• **What is asked**:
In the entries below, copy out everything from "x-tick-label: 15: [373, 510, 387, 525]" down to "x-tick-label: 16: [405, 510, 419, 525]", replacing every "return-marker" with "point-marker" and leaving the rest unchanged.
======== Records for this exercise ========
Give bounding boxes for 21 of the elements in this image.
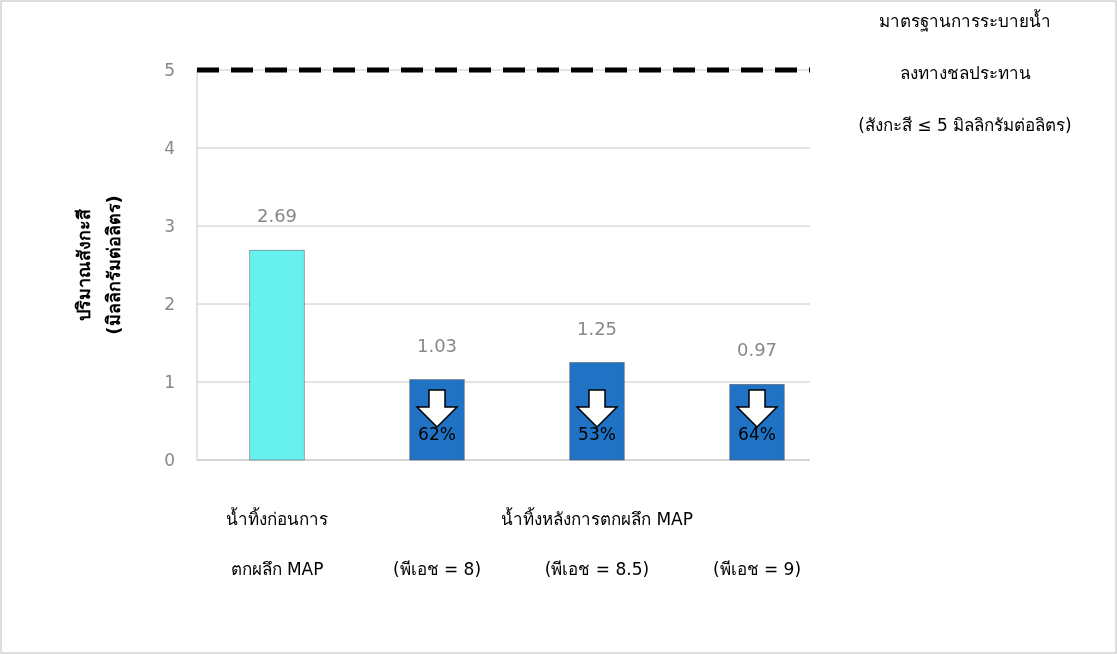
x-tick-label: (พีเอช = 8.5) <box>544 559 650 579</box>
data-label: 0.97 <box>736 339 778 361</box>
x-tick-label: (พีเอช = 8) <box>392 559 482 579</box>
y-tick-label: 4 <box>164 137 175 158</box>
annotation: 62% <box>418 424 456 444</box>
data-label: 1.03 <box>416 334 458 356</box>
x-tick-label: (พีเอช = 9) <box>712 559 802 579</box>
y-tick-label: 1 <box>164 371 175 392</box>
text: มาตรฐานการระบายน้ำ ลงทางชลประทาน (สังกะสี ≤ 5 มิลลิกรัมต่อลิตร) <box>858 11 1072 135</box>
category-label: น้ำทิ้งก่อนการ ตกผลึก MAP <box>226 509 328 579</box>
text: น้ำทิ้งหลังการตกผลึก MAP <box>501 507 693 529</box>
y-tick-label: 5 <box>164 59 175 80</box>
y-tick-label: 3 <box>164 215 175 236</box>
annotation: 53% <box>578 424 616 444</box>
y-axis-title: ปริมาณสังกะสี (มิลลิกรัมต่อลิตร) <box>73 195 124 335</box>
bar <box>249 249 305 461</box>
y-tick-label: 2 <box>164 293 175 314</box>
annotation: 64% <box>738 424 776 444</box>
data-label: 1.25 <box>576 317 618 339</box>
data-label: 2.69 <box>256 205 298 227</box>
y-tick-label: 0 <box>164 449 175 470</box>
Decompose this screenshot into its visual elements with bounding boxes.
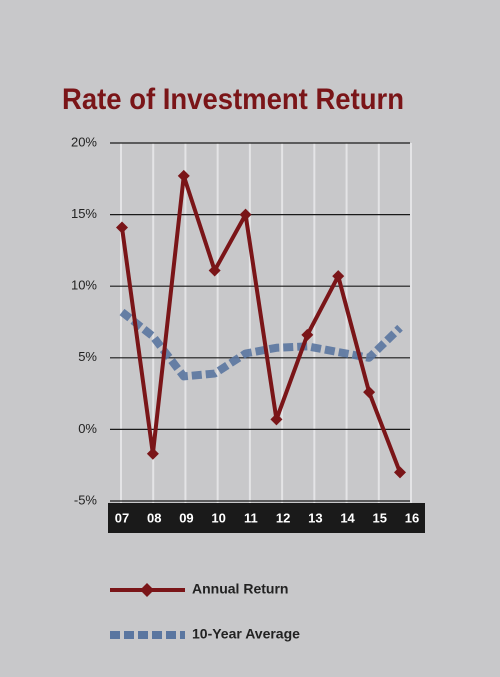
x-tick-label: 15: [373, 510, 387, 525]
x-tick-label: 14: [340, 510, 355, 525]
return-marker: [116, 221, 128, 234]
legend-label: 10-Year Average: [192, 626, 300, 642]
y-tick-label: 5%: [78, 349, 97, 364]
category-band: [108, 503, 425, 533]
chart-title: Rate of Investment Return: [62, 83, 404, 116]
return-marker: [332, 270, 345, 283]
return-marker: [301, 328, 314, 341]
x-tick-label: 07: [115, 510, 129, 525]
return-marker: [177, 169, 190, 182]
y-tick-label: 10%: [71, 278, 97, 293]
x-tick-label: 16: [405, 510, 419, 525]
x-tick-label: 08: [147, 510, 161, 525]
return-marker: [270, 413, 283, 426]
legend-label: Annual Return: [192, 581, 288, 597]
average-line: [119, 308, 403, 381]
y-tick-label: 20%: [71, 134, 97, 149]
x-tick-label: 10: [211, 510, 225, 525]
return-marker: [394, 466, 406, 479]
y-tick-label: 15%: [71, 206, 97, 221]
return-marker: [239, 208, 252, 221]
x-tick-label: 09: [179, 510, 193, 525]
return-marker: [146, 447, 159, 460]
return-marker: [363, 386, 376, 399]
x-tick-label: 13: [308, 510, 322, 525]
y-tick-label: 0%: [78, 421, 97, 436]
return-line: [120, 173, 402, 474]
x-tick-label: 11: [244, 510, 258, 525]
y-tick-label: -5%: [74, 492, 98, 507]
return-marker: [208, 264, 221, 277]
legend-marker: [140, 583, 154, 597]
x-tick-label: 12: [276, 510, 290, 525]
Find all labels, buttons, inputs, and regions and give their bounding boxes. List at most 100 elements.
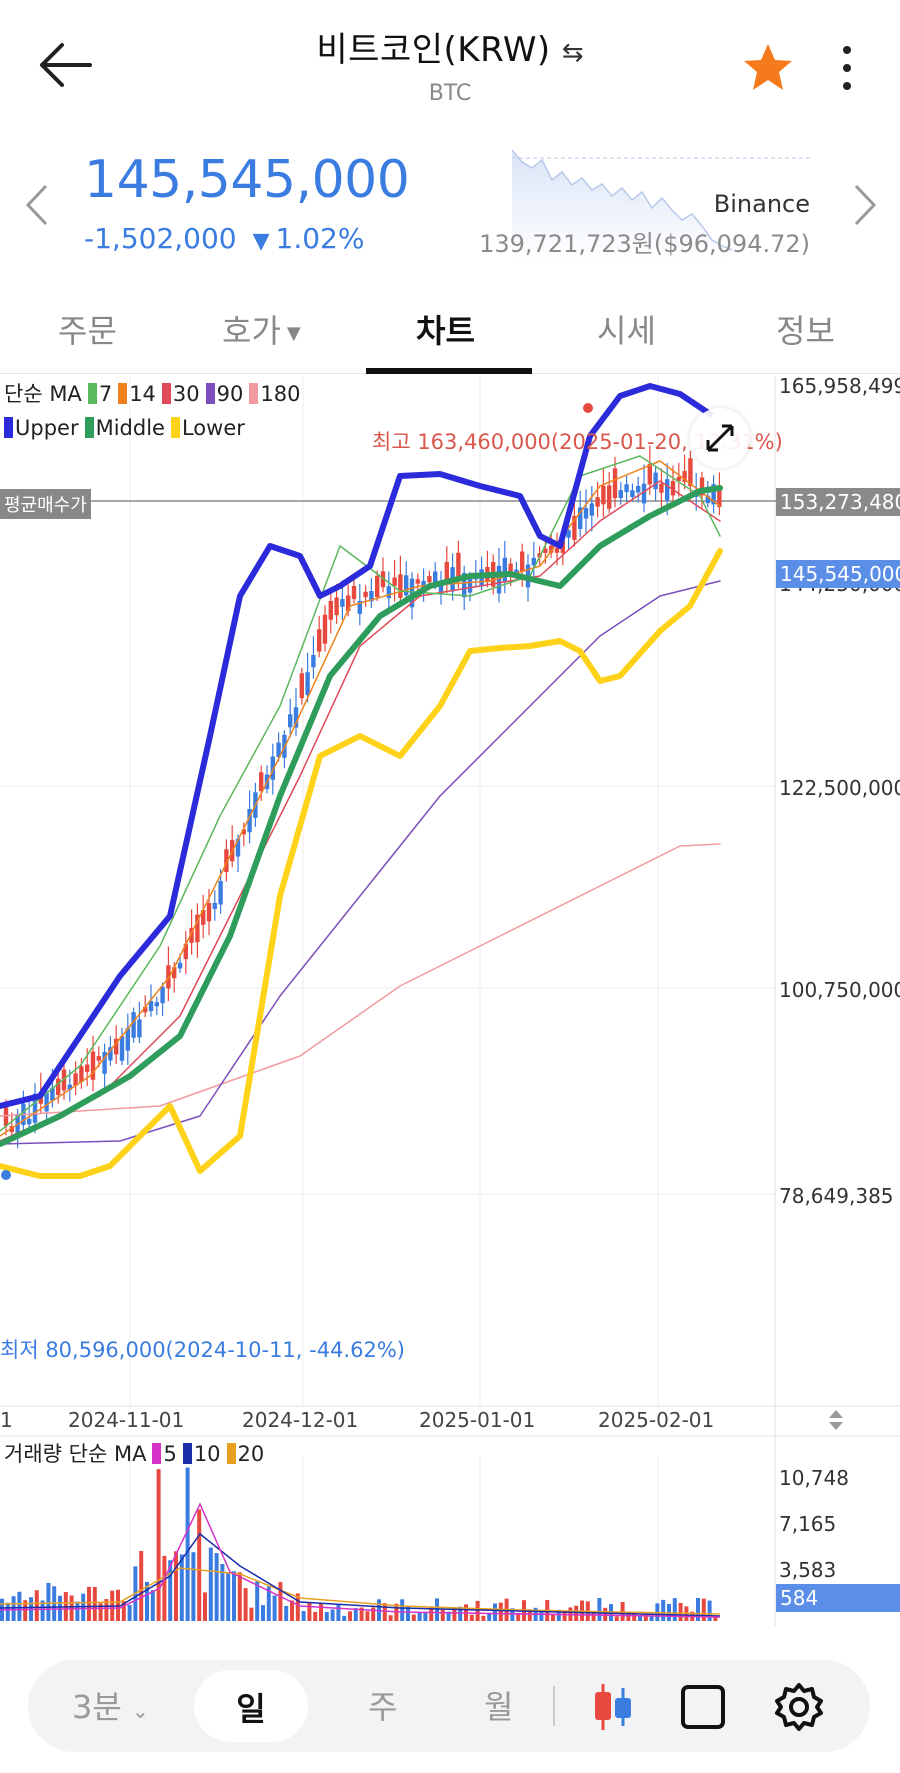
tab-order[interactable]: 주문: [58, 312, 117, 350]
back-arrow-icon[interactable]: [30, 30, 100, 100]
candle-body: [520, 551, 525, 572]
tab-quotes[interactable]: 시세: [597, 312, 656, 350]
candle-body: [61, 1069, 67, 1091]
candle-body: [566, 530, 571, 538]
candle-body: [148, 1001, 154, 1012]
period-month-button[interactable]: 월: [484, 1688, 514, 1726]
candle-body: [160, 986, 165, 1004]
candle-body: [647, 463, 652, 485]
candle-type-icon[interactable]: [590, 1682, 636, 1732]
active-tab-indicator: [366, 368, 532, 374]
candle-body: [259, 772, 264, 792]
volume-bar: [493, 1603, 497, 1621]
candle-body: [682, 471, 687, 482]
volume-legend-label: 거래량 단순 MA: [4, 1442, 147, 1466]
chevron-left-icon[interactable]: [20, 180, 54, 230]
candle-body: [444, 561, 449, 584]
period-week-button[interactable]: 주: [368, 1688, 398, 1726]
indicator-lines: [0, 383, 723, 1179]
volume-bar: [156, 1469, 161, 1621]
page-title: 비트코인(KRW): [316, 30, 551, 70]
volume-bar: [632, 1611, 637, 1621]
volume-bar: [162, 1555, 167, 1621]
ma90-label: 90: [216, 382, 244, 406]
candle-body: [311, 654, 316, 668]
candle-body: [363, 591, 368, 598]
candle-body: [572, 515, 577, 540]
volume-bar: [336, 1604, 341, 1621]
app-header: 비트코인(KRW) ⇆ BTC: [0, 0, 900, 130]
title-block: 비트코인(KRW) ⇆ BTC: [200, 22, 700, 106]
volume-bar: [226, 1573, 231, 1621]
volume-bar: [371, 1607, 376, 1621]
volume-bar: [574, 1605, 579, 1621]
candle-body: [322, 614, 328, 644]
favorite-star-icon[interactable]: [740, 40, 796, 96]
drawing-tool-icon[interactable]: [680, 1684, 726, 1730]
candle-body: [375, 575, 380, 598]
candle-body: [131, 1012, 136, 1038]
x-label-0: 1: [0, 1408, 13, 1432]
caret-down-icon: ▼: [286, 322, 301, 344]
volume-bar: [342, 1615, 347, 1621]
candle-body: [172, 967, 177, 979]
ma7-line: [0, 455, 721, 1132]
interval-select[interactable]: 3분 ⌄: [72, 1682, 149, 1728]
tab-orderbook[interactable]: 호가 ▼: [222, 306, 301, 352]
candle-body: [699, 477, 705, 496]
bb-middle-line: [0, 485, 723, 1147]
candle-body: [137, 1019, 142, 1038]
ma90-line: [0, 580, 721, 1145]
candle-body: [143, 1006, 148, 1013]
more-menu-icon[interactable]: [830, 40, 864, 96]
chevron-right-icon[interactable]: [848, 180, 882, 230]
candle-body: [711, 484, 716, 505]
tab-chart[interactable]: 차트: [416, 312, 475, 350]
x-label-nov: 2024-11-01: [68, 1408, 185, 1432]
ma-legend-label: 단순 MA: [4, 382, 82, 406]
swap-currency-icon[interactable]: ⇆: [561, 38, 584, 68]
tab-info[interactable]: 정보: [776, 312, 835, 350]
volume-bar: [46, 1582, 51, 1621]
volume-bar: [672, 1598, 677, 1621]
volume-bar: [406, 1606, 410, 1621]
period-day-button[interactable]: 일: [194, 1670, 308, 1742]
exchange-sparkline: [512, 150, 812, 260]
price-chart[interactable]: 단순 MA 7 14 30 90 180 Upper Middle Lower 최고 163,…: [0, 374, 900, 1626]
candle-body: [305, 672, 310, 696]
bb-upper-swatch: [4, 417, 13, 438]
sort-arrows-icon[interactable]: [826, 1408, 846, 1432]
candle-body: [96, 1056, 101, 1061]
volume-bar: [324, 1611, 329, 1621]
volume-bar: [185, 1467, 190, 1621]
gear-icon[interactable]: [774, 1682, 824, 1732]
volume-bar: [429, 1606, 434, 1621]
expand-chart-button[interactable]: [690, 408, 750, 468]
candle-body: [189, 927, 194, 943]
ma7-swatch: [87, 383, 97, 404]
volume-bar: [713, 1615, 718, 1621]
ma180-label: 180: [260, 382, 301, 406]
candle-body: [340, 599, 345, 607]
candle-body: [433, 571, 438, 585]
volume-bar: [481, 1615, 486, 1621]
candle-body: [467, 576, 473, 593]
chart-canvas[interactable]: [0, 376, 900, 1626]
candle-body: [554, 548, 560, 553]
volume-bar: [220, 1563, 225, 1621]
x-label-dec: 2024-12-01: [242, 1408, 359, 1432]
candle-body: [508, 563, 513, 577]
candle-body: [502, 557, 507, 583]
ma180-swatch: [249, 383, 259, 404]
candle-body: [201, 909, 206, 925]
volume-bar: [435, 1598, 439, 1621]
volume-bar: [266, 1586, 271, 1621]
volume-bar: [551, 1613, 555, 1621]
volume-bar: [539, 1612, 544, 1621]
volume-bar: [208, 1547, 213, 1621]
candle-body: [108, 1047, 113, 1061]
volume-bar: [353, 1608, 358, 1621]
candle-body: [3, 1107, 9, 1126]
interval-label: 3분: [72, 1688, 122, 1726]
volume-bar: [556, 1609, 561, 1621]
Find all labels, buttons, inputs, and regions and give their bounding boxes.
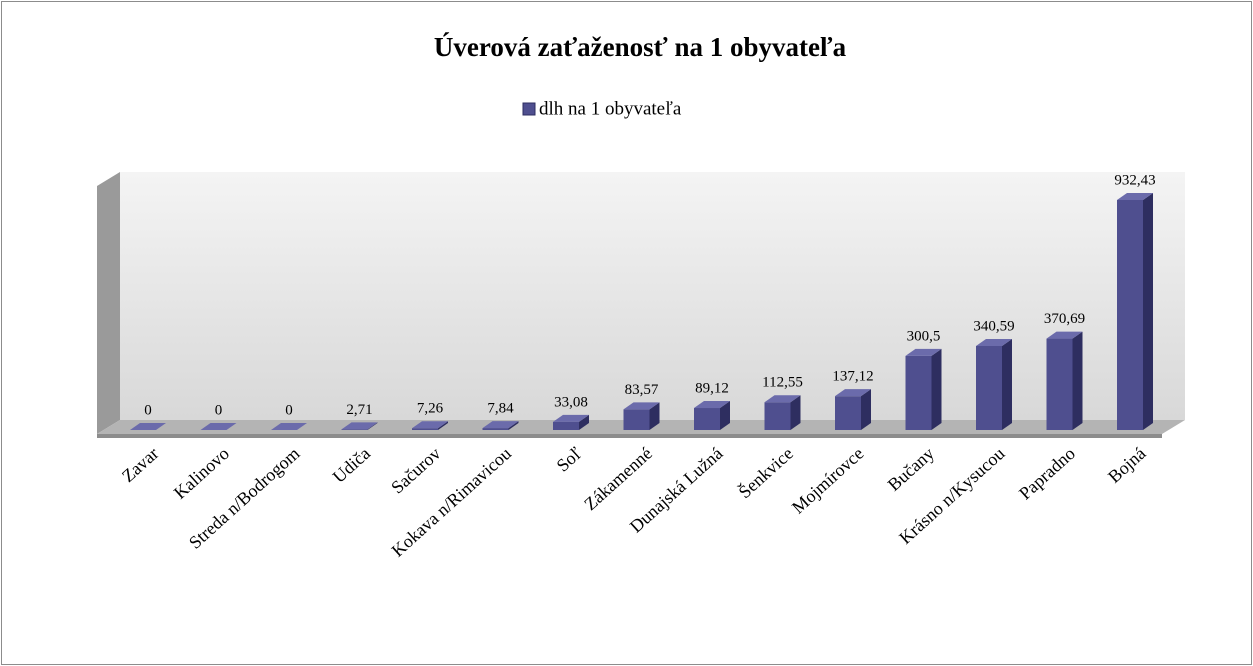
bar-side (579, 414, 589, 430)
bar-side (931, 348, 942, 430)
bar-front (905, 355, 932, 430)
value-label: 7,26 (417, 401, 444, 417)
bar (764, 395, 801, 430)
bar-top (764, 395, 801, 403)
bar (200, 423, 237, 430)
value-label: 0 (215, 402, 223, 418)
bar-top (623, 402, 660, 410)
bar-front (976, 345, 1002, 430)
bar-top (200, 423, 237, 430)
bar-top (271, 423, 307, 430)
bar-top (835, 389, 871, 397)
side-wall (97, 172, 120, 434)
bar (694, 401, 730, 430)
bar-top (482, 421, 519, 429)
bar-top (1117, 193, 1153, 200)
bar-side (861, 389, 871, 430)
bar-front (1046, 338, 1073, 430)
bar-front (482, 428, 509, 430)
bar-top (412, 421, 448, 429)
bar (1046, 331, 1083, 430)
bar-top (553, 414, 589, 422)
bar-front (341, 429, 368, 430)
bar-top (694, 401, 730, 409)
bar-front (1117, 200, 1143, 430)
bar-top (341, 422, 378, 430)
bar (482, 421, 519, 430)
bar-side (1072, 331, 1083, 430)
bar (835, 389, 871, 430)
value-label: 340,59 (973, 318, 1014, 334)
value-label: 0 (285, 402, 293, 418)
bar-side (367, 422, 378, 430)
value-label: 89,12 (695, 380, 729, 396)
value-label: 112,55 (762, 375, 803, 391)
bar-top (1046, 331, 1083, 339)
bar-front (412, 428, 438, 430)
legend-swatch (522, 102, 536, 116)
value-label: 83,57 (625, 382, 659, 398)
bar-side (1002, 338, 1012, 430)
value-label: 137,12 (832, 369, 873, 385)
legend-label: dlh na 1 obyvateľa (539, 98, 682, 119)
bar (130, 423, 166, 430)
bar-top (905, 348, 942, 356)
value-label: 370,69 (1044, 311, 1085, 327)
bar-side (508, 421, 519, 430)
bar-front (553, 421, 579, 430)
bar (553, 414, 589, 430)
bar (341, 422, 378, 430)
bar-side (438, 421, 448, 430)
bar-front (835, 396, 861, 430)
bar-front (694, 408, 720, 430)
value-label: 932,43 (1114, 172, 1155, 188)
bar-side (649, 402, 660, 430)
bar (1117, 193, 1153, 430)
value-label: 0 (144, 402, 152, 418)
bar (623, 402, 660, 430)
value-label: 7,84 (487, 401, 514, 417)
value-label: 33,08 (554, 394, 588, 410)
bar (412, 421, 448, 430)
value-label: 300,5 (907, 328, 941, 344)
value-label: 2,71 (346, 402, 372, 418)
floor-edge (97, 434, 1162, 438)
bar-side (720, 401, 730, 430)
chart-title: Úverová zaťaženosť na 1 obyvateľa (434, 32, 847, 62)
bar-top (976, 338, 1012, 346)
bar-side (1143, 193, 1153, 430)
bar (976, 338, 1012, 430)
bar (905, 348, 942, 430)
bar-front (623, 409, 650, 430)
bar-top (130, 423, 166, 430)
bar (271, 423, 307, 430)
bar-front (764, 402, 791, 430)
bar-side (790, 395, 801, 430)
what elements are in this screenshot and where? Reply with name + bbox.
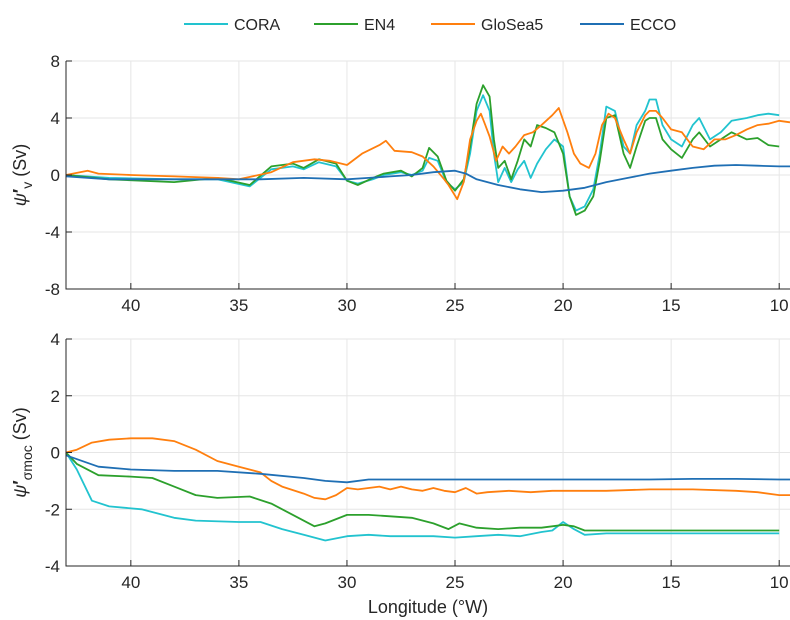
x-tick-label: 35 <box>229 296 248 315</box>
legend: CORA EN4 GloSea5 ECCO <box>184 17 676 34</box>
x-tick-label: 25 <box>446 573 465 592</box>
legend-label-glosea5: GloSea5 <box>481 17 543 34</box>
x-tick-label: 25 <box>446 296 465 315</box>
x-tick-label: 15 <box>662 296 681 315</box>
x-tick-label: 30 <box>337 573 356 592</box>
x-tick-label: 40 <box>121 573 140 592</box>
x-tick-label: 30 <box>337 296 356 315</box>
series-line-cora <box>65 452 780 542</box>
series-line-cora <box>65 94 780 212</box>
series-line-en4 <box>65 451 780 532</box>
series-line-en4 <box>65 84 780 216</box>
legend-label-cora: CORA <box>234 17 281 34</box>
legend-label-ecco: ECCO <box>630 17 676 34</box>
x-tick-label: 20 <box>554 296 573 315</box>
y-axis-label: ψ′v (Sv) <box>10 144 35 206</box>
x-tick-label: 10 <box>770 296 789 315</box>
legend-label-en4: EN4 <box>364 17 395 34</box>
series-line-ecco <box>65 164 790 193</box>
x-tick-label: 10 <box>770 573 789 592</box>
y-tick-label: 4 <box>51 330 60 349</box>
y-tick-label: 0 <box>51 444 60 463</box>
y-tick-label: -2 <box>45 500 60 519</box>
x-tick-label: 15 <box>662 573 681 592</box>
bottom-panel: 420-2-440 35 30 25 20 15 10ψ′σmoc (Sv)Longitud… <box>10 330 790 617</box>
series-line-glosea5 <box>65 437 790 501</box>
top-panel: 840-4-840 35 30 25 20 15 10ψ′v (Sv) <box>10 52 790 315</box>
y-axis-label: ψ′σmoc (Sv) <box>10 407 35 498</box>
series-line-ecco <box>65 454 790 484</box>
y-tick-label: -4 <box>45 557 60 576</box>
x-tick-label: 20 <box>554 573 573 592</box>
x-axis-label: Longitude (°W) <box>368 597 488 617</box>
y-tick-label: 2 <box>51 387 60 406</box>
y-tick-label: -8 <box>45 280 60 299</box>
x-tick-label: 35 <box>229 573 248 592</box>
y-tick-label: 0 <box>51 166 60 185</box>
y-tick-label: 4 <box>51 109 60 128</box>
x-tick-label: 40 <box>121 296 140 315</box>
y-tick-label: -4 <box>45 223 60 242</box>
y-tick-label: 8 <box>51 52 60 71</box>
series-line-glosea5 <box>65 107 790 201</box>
========
• **Answer to the task**:
x-tick-label: 15: [373, 510, 387, 525]
x-tick-label: 14: [340, 510, 355, 525]
point-marker: [116, 221, 128, 234]
legend-label: 10-Year Average: [192, 626, 300, 642]
y-tick-label: 5%: [78, 349, 97, 364]
category-band: [108, 503, 425, 533]
chart-title: Rate of Investment Return: [62, 83, 404, 116]
point-marker: [332, 270, 345, 283]
point-marker: [301, 328, 314, 341]
x-tick-label: 07: [115, 510, 129, 525]
point-marker: [177, 169, 190, 182]
y-tick-label: 10%: [71, 278, 97, 293]
x-tick-label: 16: [405, 510, 419, 525]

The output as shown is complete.